▶ [Exercise aim] Return the count of lines with the string "FPPG" in them, and nothing else.

+++ Listing

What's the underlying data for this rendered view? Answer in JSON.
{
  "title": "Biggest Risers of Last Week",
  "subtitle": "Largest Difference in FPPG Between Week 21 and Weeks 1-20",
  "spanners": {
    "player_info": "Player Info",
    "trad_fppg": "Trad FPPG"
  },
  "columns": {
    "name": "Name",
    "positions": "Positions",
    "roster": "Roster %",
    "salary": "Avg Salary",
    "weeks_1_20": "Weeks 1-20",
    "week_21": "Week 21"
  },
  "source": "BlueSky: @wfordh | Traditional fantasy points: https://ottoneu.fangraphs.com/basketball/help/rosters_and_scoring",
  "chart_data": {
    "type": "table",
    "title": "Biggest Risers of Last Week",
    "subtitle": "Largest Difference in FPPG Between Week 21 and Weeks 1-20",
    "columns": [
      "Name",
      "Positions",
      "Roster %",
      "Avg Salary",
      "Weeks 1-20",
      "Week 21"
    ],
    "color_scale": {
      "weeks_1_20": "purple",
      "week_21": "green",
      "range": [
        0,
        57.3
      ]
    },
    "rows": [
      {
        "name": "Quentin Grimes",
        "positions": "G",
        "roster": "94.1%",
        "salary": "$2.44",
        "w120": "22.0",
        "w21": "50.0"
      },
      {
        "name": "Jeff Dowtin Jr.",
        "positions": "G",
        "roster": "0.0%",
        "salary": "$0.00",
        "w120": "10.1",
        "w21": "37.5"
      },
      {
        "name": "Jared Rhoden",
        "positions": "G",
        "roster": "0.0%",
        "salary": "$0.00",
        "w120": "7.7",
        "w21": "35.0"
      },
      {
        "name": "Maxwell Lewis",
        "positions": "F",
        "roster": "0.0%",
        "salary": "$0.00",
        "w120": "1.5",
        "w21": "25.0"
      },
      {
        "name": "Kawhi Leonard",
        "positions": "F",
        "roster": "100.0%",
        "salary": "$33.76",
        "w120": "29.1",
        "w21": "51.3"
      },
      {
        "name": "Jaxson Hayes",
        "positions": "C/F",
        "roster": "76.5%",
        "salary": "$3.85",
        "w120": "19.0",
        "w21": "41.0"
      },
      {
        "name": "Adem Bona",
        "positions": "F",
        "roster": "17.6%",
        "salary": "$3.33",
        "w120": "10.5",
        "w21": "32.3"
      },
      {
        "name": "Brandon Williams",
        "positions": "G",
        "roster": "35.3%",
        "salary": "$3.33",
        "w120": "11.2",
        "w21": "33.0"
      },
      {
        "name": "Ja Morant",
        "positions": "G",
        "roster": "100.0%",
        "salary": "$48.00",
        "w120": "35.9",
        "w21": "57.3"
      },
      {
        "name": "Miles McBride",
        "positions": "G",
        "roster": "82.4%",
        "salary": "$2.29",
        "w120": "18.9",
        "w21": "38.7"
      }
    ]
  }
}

++++++
+++ Listing

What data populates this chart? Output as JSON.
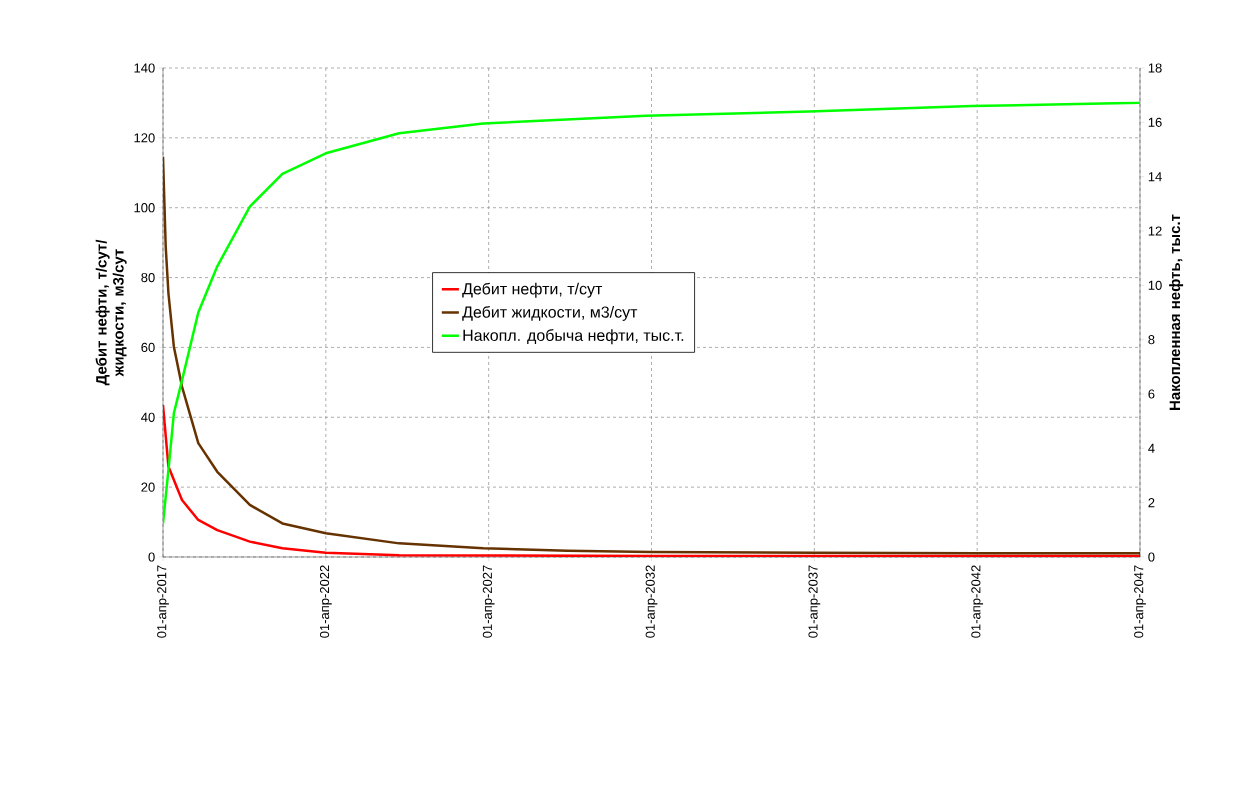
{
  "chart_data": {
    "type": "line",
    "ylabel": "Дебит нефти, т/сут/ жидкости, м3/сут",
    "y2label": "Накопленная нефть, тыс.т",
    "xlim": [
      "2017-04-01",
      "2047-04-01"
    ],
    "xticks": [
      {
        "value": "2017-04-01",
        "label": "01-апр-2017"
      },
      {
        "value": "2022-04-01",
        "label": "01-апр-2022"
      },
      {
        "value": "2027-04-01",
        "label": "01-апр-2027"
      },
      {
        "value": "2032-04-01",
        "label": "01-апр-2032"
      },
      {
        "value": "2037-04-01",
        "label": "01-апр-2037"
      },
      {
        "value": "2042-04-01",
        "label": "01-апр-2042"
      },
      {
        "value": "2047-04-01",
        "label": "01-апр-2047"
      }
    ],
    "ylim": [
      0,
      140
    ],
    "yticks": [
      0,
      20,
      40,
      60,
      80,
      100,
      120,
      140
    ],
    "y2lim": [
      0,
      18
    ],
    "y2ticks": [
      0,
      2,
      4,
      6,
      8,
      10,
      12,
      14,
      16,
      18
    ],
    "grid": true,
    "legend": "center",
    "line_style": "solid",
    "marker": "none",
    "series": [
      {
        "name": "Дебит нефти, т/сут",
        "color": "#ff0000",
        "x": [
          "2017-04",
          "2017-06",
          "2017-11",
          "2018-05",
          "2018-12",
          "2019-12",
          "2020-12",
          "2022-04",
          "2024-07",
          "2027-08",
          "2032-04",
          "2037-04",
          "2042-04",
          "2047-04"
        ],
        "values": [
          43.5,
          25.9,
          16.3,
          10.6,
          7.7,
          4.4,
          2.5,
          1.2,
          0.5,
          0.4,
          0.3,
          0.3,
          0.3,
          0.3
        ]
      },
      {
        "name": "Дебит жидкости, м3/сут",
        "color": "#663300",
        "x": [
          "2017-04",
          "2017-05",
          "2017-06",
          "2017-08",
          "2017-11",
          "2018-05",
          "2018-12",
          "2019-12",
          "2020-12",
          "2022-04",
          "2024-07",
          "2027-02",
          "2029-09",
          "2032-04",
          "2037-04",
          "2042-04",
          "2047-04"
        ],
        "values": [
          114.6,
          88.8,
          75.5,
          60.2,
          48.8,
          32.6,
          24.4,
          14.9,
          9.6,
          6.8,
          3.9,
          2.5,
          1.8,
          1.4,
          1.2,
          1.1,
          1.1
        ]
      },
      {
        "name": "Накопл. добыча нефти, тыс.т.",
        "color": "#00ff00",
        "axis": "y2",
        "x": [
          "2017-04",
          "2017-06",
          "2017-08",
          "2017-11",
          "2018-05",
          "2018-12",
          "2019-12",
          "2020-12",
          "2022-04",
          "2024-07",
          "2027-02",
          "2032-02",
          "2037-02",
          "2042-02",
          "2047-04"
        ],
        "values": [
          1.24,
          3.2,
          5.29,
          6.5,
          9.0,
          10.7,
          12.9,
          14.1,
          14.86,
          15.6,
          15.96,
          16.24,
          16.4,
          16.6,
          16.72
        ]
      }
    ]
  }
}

++++++
+++ Listing

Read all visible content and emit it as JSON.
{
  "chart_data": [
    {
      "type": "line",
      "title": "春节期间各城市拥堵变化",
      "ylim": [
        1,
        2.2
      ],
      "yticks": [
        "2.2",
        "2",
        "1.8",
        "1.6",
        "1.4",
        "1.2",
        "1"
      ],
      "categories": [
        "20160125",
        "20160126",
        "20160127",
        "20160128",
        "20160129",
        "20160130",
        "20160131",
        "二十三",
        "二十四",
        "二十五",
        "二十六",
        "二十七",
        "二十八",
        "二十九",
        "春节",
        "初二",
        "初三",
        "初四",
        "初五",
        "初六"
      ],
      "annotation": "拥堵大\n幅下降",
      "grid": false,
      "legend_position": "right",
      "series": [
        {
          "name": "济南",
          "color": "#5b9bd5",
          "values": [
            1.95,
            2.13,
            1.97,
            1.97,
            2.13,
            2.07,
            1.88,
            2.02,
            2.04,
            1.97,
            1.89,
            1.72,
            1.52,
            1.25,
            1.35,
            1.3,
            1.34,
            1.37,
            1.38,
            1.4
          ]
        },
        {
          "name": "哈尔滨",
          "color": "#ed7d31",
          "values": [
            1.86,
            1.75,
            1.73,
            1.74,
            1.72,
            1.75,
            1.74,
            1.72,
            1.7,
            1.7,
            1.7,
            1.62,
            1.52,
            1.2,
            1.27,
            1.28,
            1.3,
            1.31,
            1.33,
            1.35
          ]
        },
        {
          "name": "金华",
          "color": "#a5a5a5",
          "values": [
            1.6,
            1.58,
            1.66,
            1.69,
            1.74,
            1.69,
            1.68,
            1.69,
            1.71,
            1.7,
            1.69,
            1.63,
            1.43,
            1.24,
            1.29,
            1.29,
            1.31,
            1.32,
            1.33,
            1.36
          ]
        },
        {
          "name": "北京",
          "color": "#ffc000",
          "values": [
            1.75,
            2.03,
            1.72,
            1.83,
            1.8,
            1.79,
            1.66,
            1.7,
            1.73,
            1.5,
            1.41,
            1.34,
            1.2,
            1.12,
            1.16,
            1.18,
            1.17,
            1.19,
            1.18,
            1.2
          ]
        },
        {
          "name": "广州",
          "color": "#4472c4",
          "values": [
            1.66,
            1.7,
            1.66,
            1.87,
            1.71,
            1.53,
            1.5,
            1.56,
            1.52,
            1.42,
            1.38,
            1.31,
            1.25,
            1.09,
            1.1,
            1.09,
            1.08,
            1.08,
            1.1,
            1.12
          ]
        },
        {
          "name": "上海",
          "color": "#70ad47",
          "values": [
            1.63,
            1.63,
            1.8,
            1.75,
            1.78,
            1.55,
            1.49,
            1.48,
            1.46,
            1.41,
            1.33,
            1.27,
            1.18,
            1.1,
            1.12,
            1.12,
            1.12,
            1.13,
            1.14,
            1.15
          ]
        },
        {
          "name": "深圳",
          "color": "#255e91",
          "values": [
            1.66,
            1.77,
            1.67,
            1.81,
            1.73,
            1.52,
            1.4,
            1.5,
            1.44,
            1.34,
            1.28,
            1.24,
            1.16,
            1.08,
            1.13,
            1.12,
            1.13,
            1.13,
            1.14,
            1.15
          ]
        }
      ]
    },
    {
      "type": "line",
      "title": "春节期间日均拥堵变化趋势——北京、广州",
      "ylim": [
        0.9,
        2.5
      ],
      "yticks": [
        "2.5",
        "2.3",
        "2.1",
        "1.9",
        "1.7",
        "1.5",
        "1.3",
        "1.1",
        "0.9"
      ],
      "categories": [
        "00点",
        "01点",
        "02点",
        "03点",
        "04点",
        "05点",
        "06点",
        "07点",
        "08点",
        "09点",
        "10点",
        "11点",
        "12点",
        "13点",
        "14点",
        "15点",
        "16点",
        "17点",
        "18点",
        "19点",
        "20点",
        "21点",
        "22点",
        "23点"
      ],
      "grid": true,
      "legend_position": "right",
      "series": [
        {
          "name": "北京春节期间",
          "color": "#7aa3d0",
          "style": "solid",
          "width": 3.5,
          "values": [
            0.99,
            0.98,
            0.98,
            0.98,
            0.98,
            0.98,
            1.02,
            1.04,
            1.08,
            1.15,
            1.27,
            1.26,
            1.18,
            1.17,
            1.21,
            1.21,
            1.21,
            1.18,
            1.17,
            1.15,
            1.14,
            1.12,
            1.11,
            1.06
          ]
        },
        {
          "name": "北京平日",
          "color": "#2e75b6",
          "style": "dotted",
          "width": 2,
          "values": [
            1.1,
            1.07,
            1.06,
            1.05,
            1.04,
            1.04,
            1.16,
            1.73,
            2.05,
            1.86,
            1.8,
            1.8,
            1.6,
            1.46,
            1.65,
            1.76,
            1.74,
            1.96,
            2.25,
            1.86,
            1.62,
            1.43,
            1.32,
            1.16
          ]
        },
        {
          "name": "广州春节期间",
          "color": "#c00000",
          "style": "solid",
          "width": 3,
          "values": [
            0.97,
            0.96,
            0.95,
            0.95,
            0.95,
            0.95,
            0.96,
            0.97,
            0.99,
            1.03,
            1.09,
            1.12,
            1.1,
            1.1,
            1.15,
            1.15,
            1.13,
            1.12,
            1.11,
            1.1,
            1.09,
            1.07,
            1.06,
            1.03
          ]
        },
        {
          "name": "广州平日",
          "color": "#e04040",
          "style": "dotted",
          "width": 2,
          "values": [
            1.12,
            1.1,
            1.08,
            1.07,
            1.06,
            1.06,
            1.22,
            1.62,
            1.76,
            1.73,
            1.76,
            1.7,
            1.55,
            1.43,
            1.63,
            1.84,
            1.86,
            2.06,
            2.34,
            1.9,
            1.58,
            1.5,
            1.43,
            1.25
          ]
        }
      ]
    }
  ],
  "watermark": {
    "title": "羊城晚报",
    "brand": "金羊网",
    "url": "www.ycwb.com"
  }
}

++++++

▶ [Task response] 3